9.5 Theses for the Week of Prayer for Christian Unity

by Kim on January 19, 2009

I offer you 9.5 theses/questions for reflection, in memory of Martin Luther’s 95 Theses. 9.5 theses/questions, however, not to honour the churches of the Reformation, but rather to make confession on their behalf, for, as Stanley Hauerwas once preached in a sermon entitled “Reformation Is Sin”, “Reformation names the disunity in which we currently stand.”

1. The central ecumenical question I take to be this: Do we believe that there are other Christians in the world than ourselves? Yes?

2. If we are tempted to think that our church is the one, true church, ask yourself this: Do you really think that God would agree? Was not the Roman Catholic theologian Yves Congar right when he said that, in a divided Church, all churches “breathe with one lung”?

3. The Lutheran Martin Niemöller said: “Because I was an ecumenist, I became a pacifist.” Considering that the early church itself was pacifist, and that unity in ethics was as important as unity in doctrine, was Niemöller an eccentric – or a prophet?

4. Do you think of Christian unity primarily as an agreement among churches to be reached, or a command from our Lord to be obeyed? And if the former, don’t you catch a whiff of works righteousness?

5. In the history of the church Catholics have killed Protestants, and Protestant have killed Catholics. Progress in unity, I suggest, will be a movement in historical denial, unless we engage in specific, collective, and mutual acts of confession and forgiveness. Do you agree?

__Records provided__
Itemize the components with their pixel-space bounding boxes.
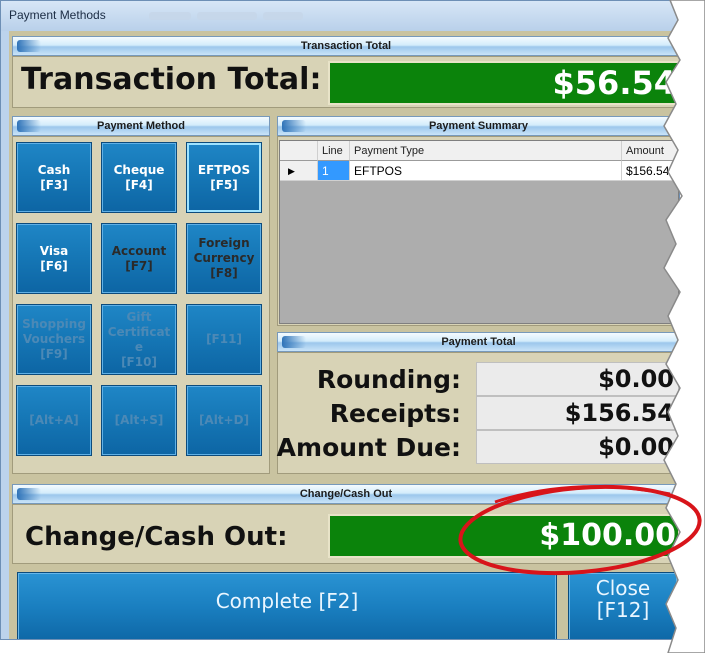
f11-button[interactable]: [F11] — [186, 304, 262, 375]
payment-summary-panel: Line Payment Type Amount ▶ 1 EFTPOS $156… — [277, 136, 679, 326]
current-row-arrow-icon: ▶ — [280, 161, 318, 181]
payment-total-header: Payment Total — [277, 332, 679, 352]
change-cash-out-value: $100.00 — [539, 518, 676, 553]
visa-button[interactable]: Visa [F6] — [16, 223, 92, 294]
transaction-total-header: Transaction Total — [12, 36, 679, 56]
change-cash-out-label: Change/Cash Out: — [25, 522, 288, 552]
grid-header-corner — [280, 141, 318, 161]
blurred-background — [263, 12, 303, 20]
cheque-button[interactable]: Cheque [F4] — [101, 142, 177, 213]
alt-d-button[interactable]: [Alt+D] — [186, 385, 262, 456]
payment-method-header: Payment Method — [12, 116, 270, 136]
payment-methods-window: Payment Methods Transaction Total Transa… — [0, 0, 680, 640]
table-row[interactable]: ▶ 1 EFTPOS $156.54 — [280, 161, 678, 181]
payment-method-panel: Cash [F3] Cheque [F4] EFTPOS [F5] Visa [… — [12, 136, 270, 474]
transaction-total-value: $56.54 — [552, 64, 676, 102]
receipts-label: Receipts: — [329, 399, 461, 428]
payment-type-cell[interactable]: EFTPOS — [350, 161, 622, 181]
grid-header-row: Line Payment Type Amount — [280, 141, 678, 161]
column-header-payment-type[interactable]: Payment Type — [350, 141, 622, 161]
receipts-value: $156.54 — [476, 396, 679, 430]
rounding-label: Rounding: — [316, 365, 461, 394]
client-area: Transaction Total Transaction Total: $56… — [9, 31, 679, 639]
column-header-line[interactable]: Line — [318, 141, 350, 161]
transaction-total-display: $56.54 — [328, 61, 679, 105]
transaction-total-label: Transaction Total: — [21, 62, 322, 97]
change-cash-out-display: $100.00 — [328, 514, 679, 558]
torn-edge-decoration — [663, 0, 705, 653]
payment-total-panel: Rounding: $0.00 Receipts: $156.54 Amount… — [276, 352, 679, 474]
title-bar: Payment Methods — [1, 1, 679, 31]
foreign-currency-button[interactable]: Foreign Currency [F8] — [186, 223, 262, 294]
shopping-vouchers-button[interactable]: Shopping Vouchers [F9] — [16, 304, 92, 375]
alt-s-button[interactable]: [Alt+S] — [101, 385, 177, 456]
account-button[interactable]: Account [F7] — [101, 223, 177, 294]
transaction-total-panel: Transaction Total: $56.54 — [12, 56, 679, 108]
change-cash-out-panel: Change/Cash Out: $100.00 — [12, 504, 679, 564]
complete-button[interactable]: Complete [F2] — [17, 572, 557, 639]
payment-summary-header: Payment Summary — [277, 116, 679, 136]
blurred-background — [197, 12, 257, 20]
rounding-value: $0.00 — [476, 362, 679, 396]
window-title: Payment Methods — [9, 8, 106, 22]
amount-due-value: $0.00 — [476, 430, 679, 464]
line-cell[interactable]: 1 — [318, 161, 350, 181]
eftpos-button[interactable]: EFTPOS [F5] — [186, 142, 262, 213]
change-cash-out-header: Change/Cash Out — [12, 484, 679, 504]
alt-a-button[interactable]: [Alt+A] — [16, 385, 92, 456]
gift-certificate-button[interactable]: Gift Certificat e [F10] — [101, 304, 177, 375]
payment-summary-grid: Line Payment Type Amount ▶ 1 EFTPOS $156… — [279, 140, 679, 324]
amount-due-label: Amount Due: — [276, 433, 461, 462]
cash-button[interactable]: Cash [F3] — [16, 142, 92, 213]
blurred-background — [149, 12, 191, 20]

__What you need to do__
In the theses, which Roman Catholic theologian is quoted as saying that, in a divided Church, all churches "breathe with one lung"? Rely on the theses alone, not on the records.

__Full output__
Yves Congar.